WHAT THE EXERCISE ASKS — Reproduce the listing below character for character; drop every image.

INFORMATION GIVEN —
--------
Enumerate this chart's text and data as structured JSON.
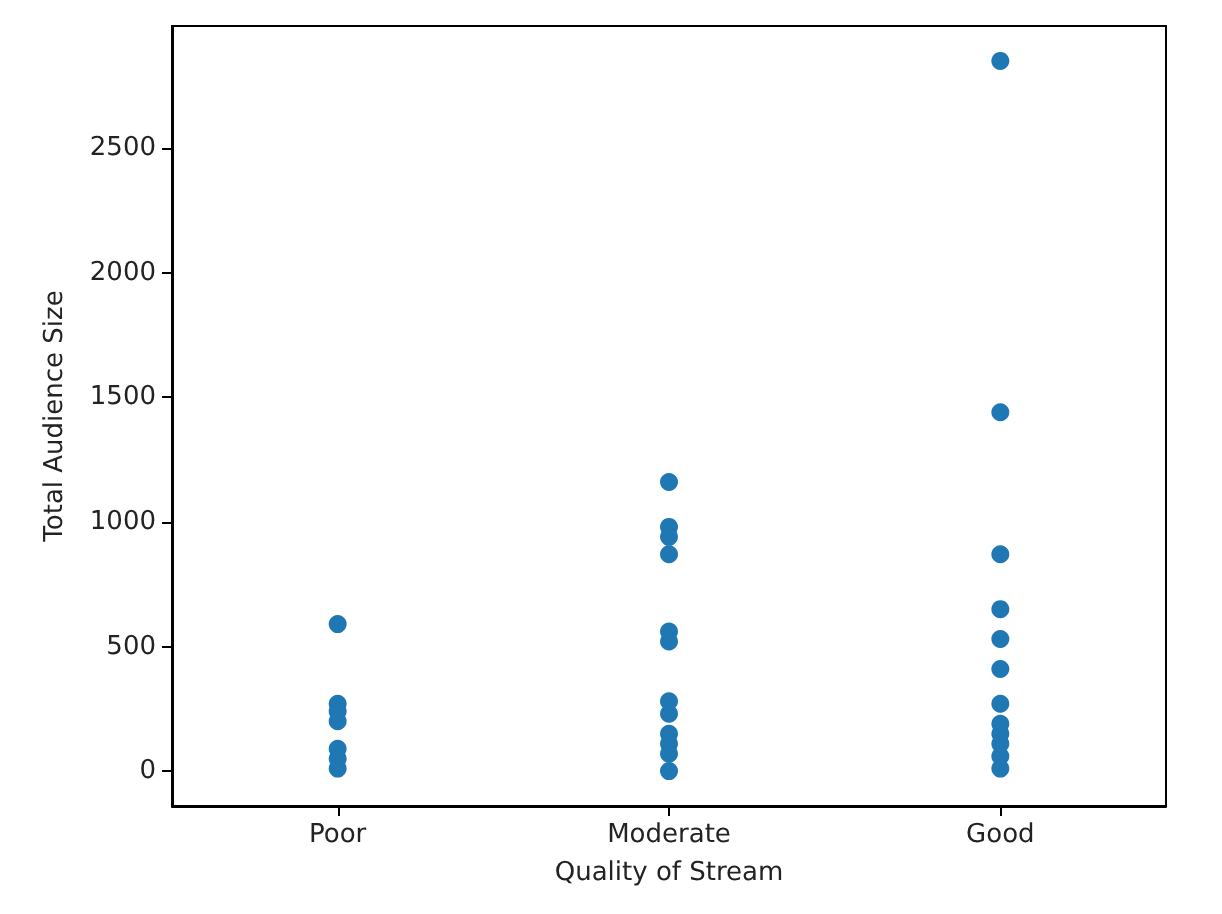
{
  "chart_data": {
    "type": "scatter",
    "xlabel": "Quality of Stream",
    "ylabel": "Total Audience Size",
    "categories": [
      "Poor",
      "Moderate",
      "Good"
    ],
    "series": [
      {
        "color": "#1f77b4",
        "x": [
          "Poor",
          "Poor",
          "Poor",
          "Poor",
          "Poor",
          "Poor",
          "Poor",
          "Moderate",
          "Moderate",
          "Moderate",
          "Moderate",
          "Moderate",
          "Moderate",
          "Moderate",
          "Moderate",
          "Moderate",
          "Moderate",
          "Moderate",
          "Moderate",
          "Moderate",
          "Moderate",
          "Moderate",
          "Good",
          "Good",
          "Good",
          "Good",
          "Good",
          "Good",
          "Good",
          "Good",
          "Good",
          "Good",
          "Good",
          "Good",
          "Good"
        ],
        "values": [
          590,
          270,
          240,
          200,
          90,
          50,
          10,
          1160,
          980,
          940,
          null,
          870,
          560,
          520,
          280,
          null,
          230,
          150,
          110,
          70,
          null,
          0,
          2850,
          1440,
          870,
          650,
          530,
          null,
          410,
          270,
          190,
          150,
          110,
          60,
          10
        ]
      }
    ],
    "ylim": [
      -140,
      2990
    ],
    "yticks": [
      0,
      500,
      1000,
      1500,
      2000,
      2500
    ],
    "grid": false,
    "marker": "circle"
  }
}
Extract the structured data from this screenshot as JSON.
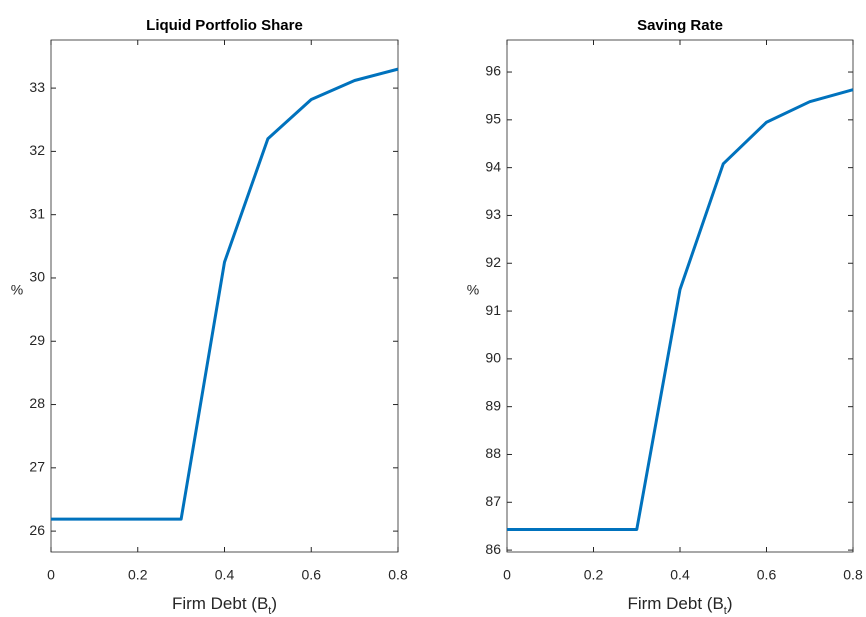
{
  "chart_data": [
    {
      "type": "line",
      "title": "Liquid Portfolio Share",
      "xlabel": "Firm Debt (B",
      "xlabel_sub": "t",
      "xlabel_end": ")",
      "ylabel": "%",
      "x": [
        0,
        0.1,
        0.2,
        0.3,
        0.4,
        0.5,
        0.6,
        0.7,
        0.8
      ],
      "series": [
        {
          "name": null,
          "color": "#0072bd",
          "values": [
            26.19,
            26.19,
            26.19,
            26.19,
            30.25,
            32.2,
            32.82,
            33.12,
            33.3
          ]
        }
      ],
      "xlim": [
        0,
        0.8
      ],
      "xticks": [
        0,
        0.2,
        0.4,
        0.6,
        0.8
      ],
      "ylim": [
        25.67,
        33.76
      ],
      "yticks": [
        26,
        27,
        28,
        29,
        30,
        31,
        32,
        33
      ],
      "grid": false
    },
    {
      "type": "line",
      "title": "Saving Rate",
      "xlabel": "Firm Debt (B",
      "xlabel_sub": "t",
      "xlabel_end": ")",
      "ylabel": "%",
      "x": [
        0,
        0.1,
        0.2,
        0.3,
        0.4,
        0.5,
        0.6,
        0.7,
        0.8
      ],
      "series": [
        {
          "name": null,
          "color": "#0072bd",
          "values": [
            86.43,
            86.43,
            86.43,
            86.43,
            91.45,
            94.08,
            94.95,
            95.38,
            95.63
          ]
        }
      ],
      "xlim": [
        0,
        0.8
      ],
      "xticks": [
        0,
        0.2,
        0.4,
        0.6,
        0.8
      ],
      "ylim": [
        85.96,
        96.67
      ],
      "yticks": [
        86,
        87,
        88,
        89,
        90,
        91,
        92,
        93,
        94,
        95,
        96
      ],
      "grid": false
    }
  ]
}
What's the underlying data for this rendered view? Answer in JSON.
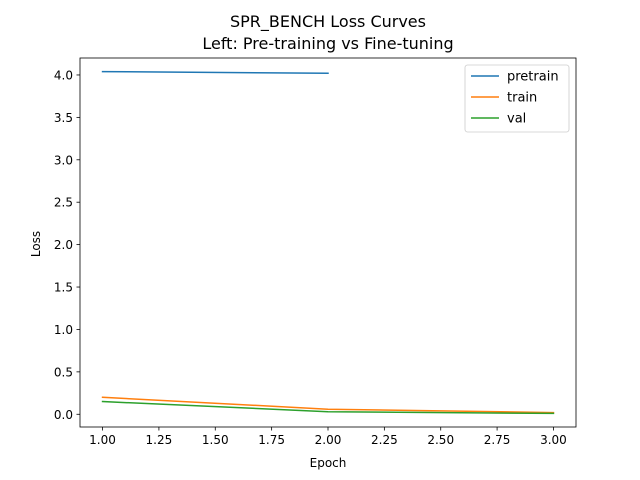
{
  "chart_data": {
    "type": "line",
    "title_line1": "SPR_BENCH Loss Curves",
    "title_line2": "Left: Pre-training vs Fine-tuning",
    "xlabel": "Epoch",
    "ylabel": "Loss",
    "xlim": [
      0.9,
      3.1
    ],
    "ylim": [
      -0.15,
      4.2
    ],
    "xticks": [
      1.0,
      1.25,
      1.5,
      1.75,
      2.0,
      2.25,
      2.5,
      2.75,
      3.0
    ],
    "xtick_labels": [
      "1.00",
      "1.25",
      "1.50",
      "1.75",
      "2.00",
      "2.25",
      "2.50",
      "2.75",
      "3.00"
    ],
    "yticks": [
      0.0,
      0.5,
      1.0,
      1.5,
      2.0,
      2.5,
      3.0,
      3.5,
      4.0
    ],
    "ytick_labels": [
      "0.0",
      "0.5",
      "1.0",
      "1.5",
      "2.0",
      "2.5",
      "3.0",
      "3.5",
      "4.0"
    ],
    "grid": false,
    "legend_position": "top-right",
    "series": [
      {
        "name": "pretrain",
        "color": "#1f77b4",
        "x": [
          1,
          2
        ],
        "y": [
          4.04,
          4.02
        ]
      },
      {
        "name": "train",
        "color": "#ff7f0e",
        "x": [
          1,
          2,
          3
        ],
        "y": [
          0.2,
          0.06,
          0.02
        ]
      },
      {
        "name": "val",
        "color": "#2ca02c",
        "x": [
          1,
          2,
          3
        ],
        "y": [
          0.15,
          0.03,
          0.01
        ]
      }
    ]
  }
}
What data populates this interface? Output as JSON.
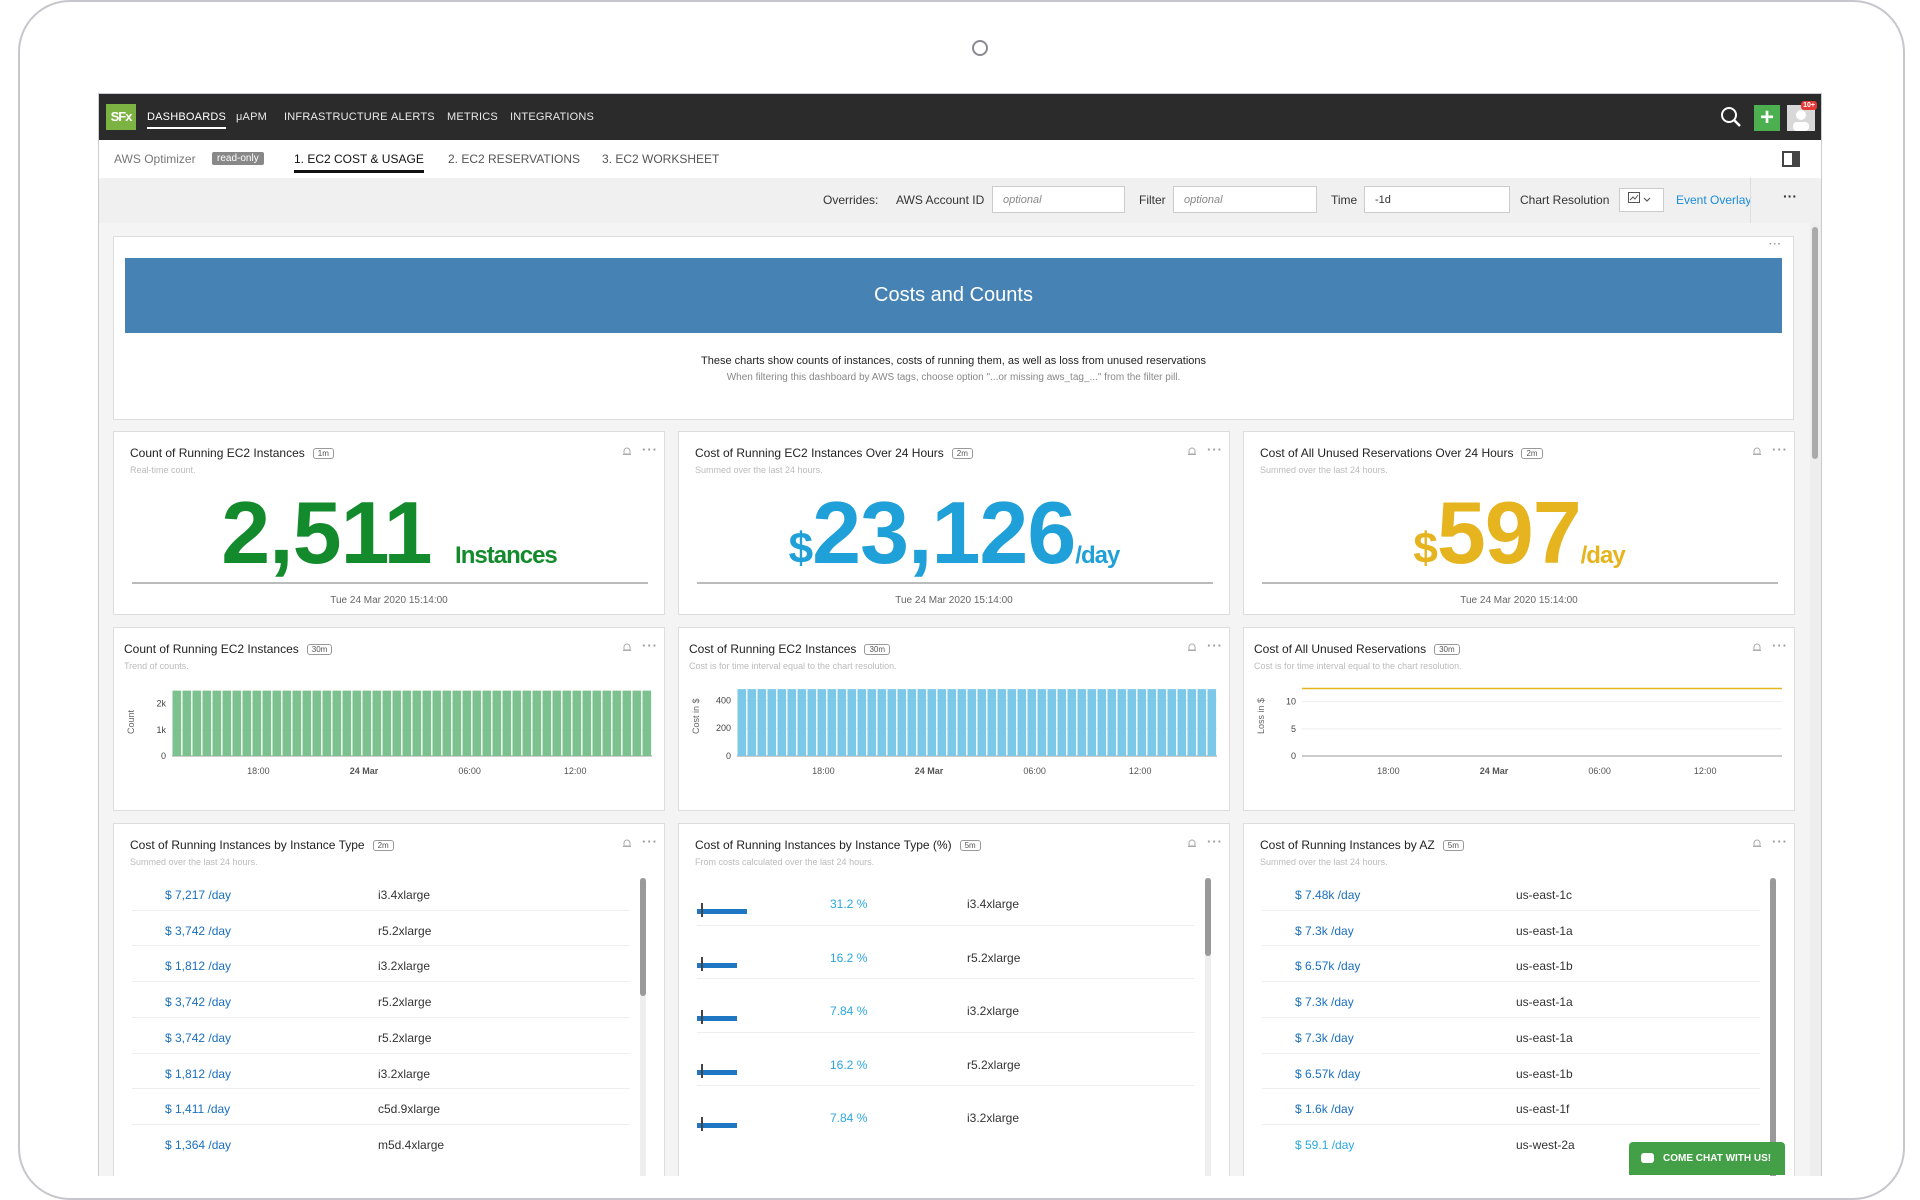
--------
ANSWER TO THE EXERCISE —
Enumerate this chart's text and data as structured JSON.
{
  "chart_data": {
    "type": "scatter",
    "xlabel": "Quality of Stream",
    "ylabel": "Total Audience Size",
    "categories": [
      "Poor",
      "Moderate",
      "Good"
    ],
    "series": [
      {
        "color": "#1f77b4",
        "x": [
          "Poor",
          "Poor",
          "Poor",
          "Poor",
          "Poor",
          "Poor",
          "Poor",
          "Moderate",
          "Moderate",
          "Moderate",
          "Moderate",
          "Moderate",
          "Moderate",
          "Moderate",
          "Moderate",
          "Moderate",
          "Moderate",
          "Moderate",
          "Moderate",
          "Moderate",
          "Moderate",
          "Moderate",
          "Good",
          "Good",
          "Good",
          "Good",
          "Good",
          "Good",
          "Good",
          "Good",
          "Good",
          "Good",
          "Good",
          "Good",
          "Good"
        ],
        "values": [
          590,
          270,
          240,
          200,
          90,
          50,
          10,
          1160,
          980,
          940,
          null,
          870,
          560,
          520,
          280,
          null,
          230,
          150,
          110,
          70,
          null,
          0,
          2850,
          1440,
          870,
          650,
          530,
          null,
          410,
          270,
          190,
          150,
          110,
          60,
          10
        ]
      }
    ],
    "ylim": [
      -140,
      2990
    ],
    "yticks": [
      0,
      500,
      1000,
      1500,
      2000,
      2500
    ],
    "grid": false,
    "marker": "circle"
  }
}
Extract the structured data from this screenshot as JSON.
{
  "chart_data": [
    {
      "type": "line",
      "title": "Liquid Portfolio Share",
      "xlabel": "Firm Debt (B",
      "xlabel_sub": "t",
      "xlabel_end": ")",
      "ylabel": "%",
      "x": [
        0,
        0.1,
        0.2,
        0.3,
        0.4,
        0.5,
        0.6,
        0.7,
        0.8
      ],
      "series": [
        {
          "name": null,
          "color": "#0072bd",
          "values": [
            26.19,
            26.19,
            26.19,
            26.19,
            30.25,
            32.2,
            32.82,
            33.12,
            33.3
          ]
        }
      ],
      "xlim": [
        0,
        0.8
      ],
      "xticks": [
        0,
        0.2,
        0.4,
        0.6,
        0.8
      ],
      "ylim": [
        25.67,
        33.76
      ],
      "yticks": [
        26,
        27,
        28,
        29,
        30,
        31,
        32,
        33
      ],
      "grid": false
    },
    {
      "type": "line",
      "title": "Saving Rate",
      "xlabel": "Firm Debt (B",
      "xlabel_sub": "t",
      "xlabel_end": ")",
      "ylabel": "%",
      "x": [
        0,
        0.1,
        0.2,
        0.3,
        0.4,
        0.5,
        0.6,
        0.7,
        0.8
      ],
      "series": [
        {
          "name": null,
          "color": "#0072bd",
          "values": [
            86.43,
            86.43,
            86.43,
            86.43,
            91.45,
            94.08,
            94.95,
            95.38,
            95.63
          ]
        }
      ],
      "xlim": [
        0,
        0.8
      ],
      "xticks": [
        0,
        0.2,
        0.4,
        0.6,
        0.8
      ],
      "ylim": [
        85.96,
        96.67
      ],
      "yticks": [
        86,
        87,
        88,
        89,
        90,
        91,
        92,
        93,
        94,
        95,
        96
      ],
      "grid": false
    }
  ]
}
What's the underlying data for this rendered view? Answer in JSON.
{
  "chart_data": {
    "type": "line",
    "title_line1": "SPR_BENCH Loss Curves",
    "title_line2": "Left: Pre-training vs Fine-tuning",
    "xlabel": "Epoch",
    "ylabel": "Loss",
    "xlim": [
      0.9,
      3.1
    ],
    "ylim": [
      -0.15,
      4.2
    ],
    "xticks": [
      1.0,
      1.25,
      1.5,
      1.75,
      2.0,
      2.25,
      2.5,
      2.75,
      3.0
    ],
    "xtick_labels": [
      "1.00",
      "1.25",
      "1.50",
      "1.75",
      "2.00",
      "2.25",
      "2.50",
      "2.75",
      "3.00"
    ],
    "yticks": [
      0.0,
      0.5,
      1.0,
      1.5,
      2.0,
      2.5,
      3.0,
      3.5,
      4.0
    ],
    "ytick_labels": [
      "0.0",
      "0.5",
      "1.0",
      "1.5",
      "2.0",
      "2.5",
      "3.0",
      "3.5",
      "4.0"
    ],
    "grid": false,
    "legend_position": "top-right",
    "series": [
      {
        "name": "pretrain",
        "color": "#1f77b4",
        "x": [
          1,
          2
        ],
        "y": [
          4.04,
          4.02
        ]
      },
      {
        "name": "train",
        "color": "#ff7f0e",
        "x": [
          1,
          2,
          3
        ],
        "y": [
          0.2,
          0.06,
          0.02
        ]
      },
      {
        "name": "val",
        "color": "#2ca02c",
        "x": [
          1,
          2,
          3
        ],
        "y": [
          0.15,
          0.03,
          0.01
        ]
      }
    ]
  }
}
What data populates this interface? Output as JSON.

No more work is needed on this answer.